» **EXCERPTED PASSAGE**
§ §
Maybe Rome wasn’t built in a day, but maybe it should never have been built. If we build something only to watch it decay? that is a good thing?
Action delayed is mostly action never done. When you are laid off from your job it is generally not done in stages. When the store raises its price on an item it raises it, the store never invites anyone for their input.
But if they did, then what? Would everyone be heard? If there were some who didn’t want to pay the higher price would they be able to build a new store and pay less?
I’m not sure where I’m going with this, I’m not sure what path we are treading upon when we delay. A soap of life in a non-ending story. Patience wears thin, or it should. But perhaps when there is nothing else in the cupboard and it is bare, maybe then patience might be the only sustainable way to zag your way forward.
But my patience has become too threadbare with the individuals who would caution us that things will get better and return to normal.
Return to Normal?
§ §
» **TASK STATEMENT**
Decide whether each statement below agrees with the passage on delayed action above, answering yes or no and quoting the words of the passage that settle it.
1. Being laid off from a job is generally done in stages.
2. When the store raises its price on an item, it never asks anyone for input.
3. The writer's patience has worn thin with those who say things will get better and return to normal.

Layout annotation records
§ §
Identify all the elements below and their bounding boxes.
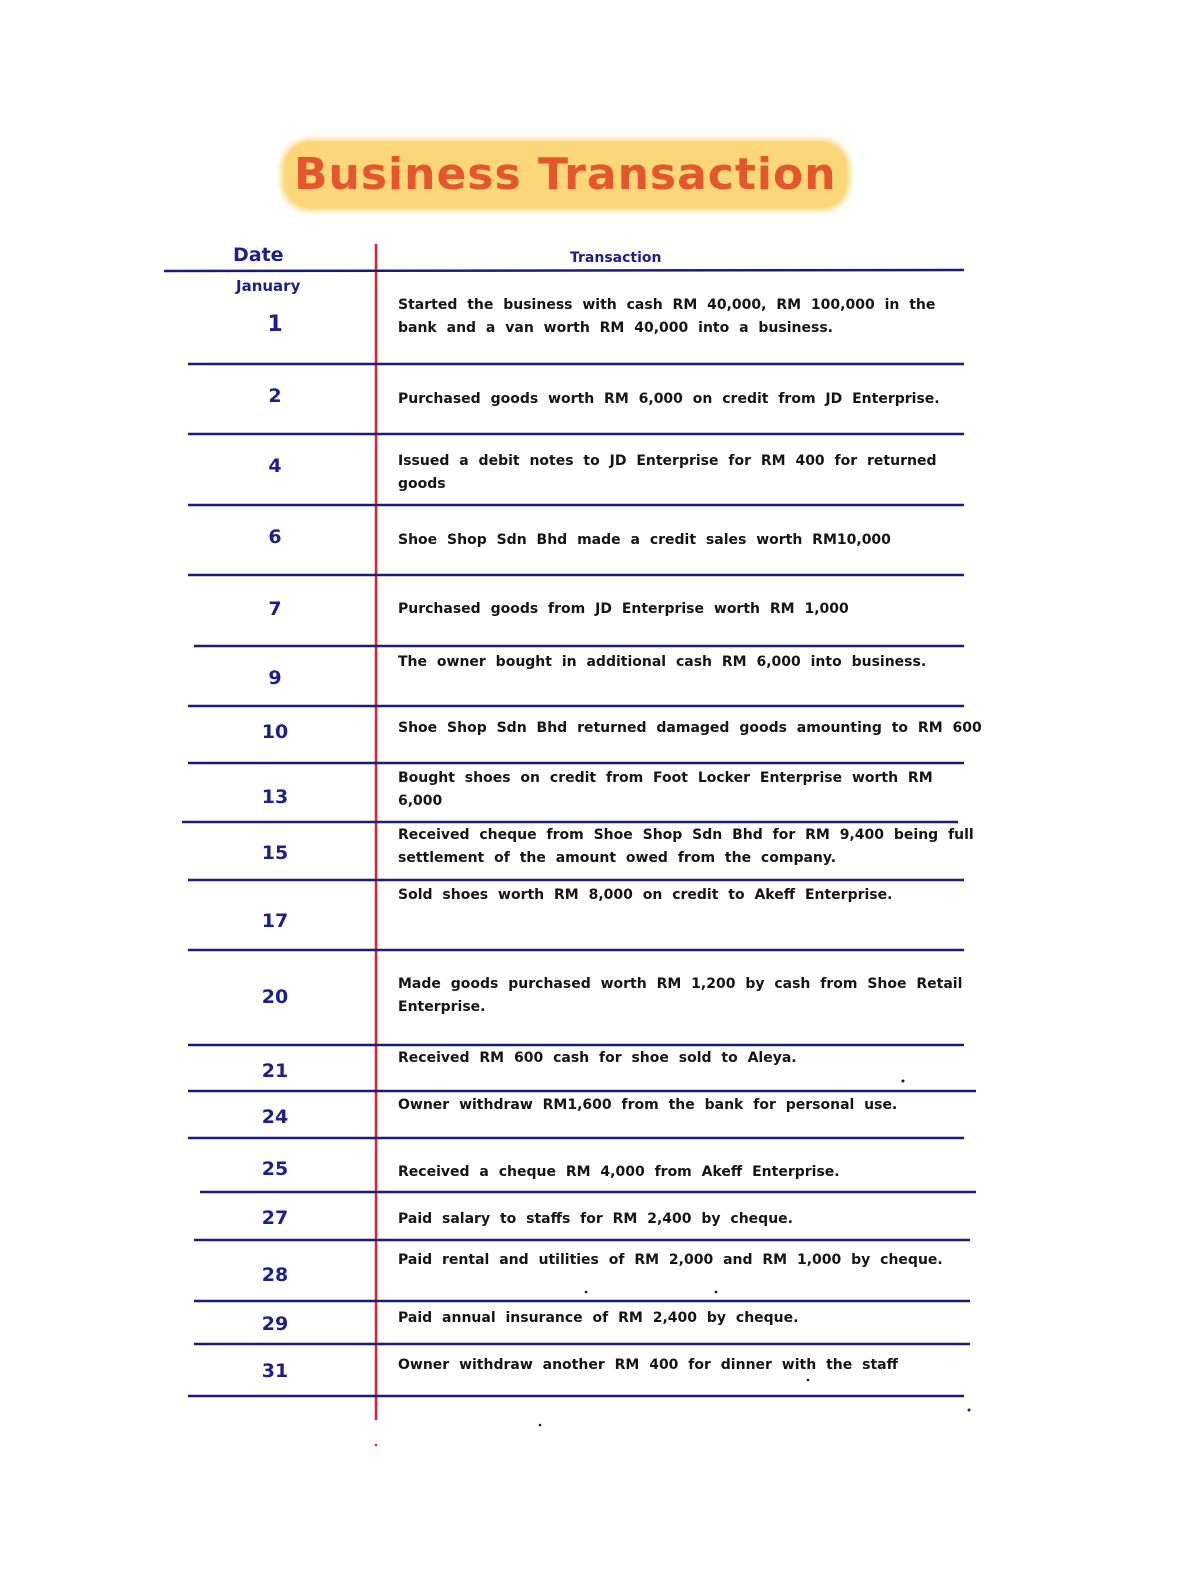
date-cell: 4 — [268, 455, 282, 477]
date-cell: 2 — [268, 385, 282, 407]
date-cell: 25 — [261, 1158, 289, 1180]
date-cell: 28 — [261, 1264, 289, 1286]
date-cell: 29 — [261, 1313, 289, 1335]
transaction-text: Made goods purchased worth RM 1,200 by cash from Shoe Retail Enterprise. — [398, 976, 963, 1015]
date-cell: 9 — [268, 667, 282, 689]
header-date: Date — [233, 244, 284, 266]
date-cell: 20 — [261, 986, 289, 1008]
transaction-text: Received RM 600 cash for shoe sold to Aleya. — [398, 1050, 797, 1066]
transaction-text: The owner bought in additional cash RM 6,000 into business. — [398, 654, 927, 670]
transaction-text: Started the business with cash RM 40,000, RM 100,000 in the bank and a van worth RM 40,000 into a business. — [398, 297, 936, 336]
date-cell: 10 — [261, 721, 289, 743]
date-cell: 21 — [261, 1060, 289, 1082]
date-cell: 6 — [268, 526, 282, 548]
date-cell: 13 — [261, 786, 289, 808]
transaction-text: Paid rental and utilities of RM 2,000 and RM 1,000 by cheque. — [398, 1252, 943, 1268]
date-cell: 27 — [261, 1207, 289, 1229]
ink-dot — [375, 1444, 378, 1447]
date-cell: 1 — [267, 312, 283, 337]
transaction-text: Purchased goods worth RM 6,000 on credit from JD Enterprise. — [398, 391, 940, 407]
header-rule — [164, 270, 964, 271]
date-cell: 7 — [268, 598, 282, 620]
date-cell: 15 — [261, 842, 289, 864]
transaction-text: Bought shoes on credit from Foot Locker Enterprise worth RM 6,000 — [398, 770, 933, 809]
ink-dot — [902, 1080, 905, 1083]
transaction-text: Paid salary to staffs for RM 2,400 by cheque. — [398, 1211, 793, 1227]
ink-dot — [585, 1291, 588, 1294]
transaction-text: Shoe Shop Sdn Bhd made a credit sales worth RM10,000 — [398, 532, 891, 548]
date-cell: 24 — [261, 1106, 289, 1128]
transaction-text: Shoe Shop Sdn Bhd returned damaged goods amounting to RM 600 — [398, 720, 982, 736]
transaction-text: Received a cheque RM 4,000 from Akeff Enterprise. — [398, 1164, 840, 1180]
ink-dot — [715, 1291, 718, 1294]
transaction-text: Owner withdraw another RM 400 for dinner with the staff — [398, 1357, 898, 1373]
date-cell: 17 — [261, 910, 289, 932]
transaction-text: Purchased goods from JD Enterprise worth RM 1,000 — [398, 601, 849, 617]
date-cell: 31 — [261, 1360, 289, 1382]
transaction-text: Issued a debit notes to JD Enterprise for RM 400 for returned goods — [398, 453, 937, 492]
header-transaction: Transaction — [570, 250, 662, 266]
ink-dot — [539, 1424, 542, 1427]
ink-dot — [807, 1379, 810, 1382]
transaction-text: Sold shoes worth RM 8,000 on credit to Akeff Enterprise. — [398, 887, 893, 903]
transaction-text: Paid annual insurance of RM 2,400 by cheque. — [398, 1310, 799, 1326]
transaction-text: Owner withdraw RM1,600 from the bank for personal use. — [398, 1097, 898, 1113]
page-title: Business Transaction — [284, 142, 847, 208]
month-label: January — [236, 277, 301, 295]
ink-dot — [968, 1409, 971, 1412]
transaction-text: Received cheque from Shoe Shop Sdn Bhd for RM 9,400 being full settlement of the amount owed from the company. — [398, 827, 974, 866]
§ §
» **THE REPLY**
1. No: "When you are laid off from your job it is generally not done in stages."
2. Yes: "the store never invites anyone for their input."
3. Yes: "my patience has become too threadbare with the individuals who would caution us that things will get better and return to normal."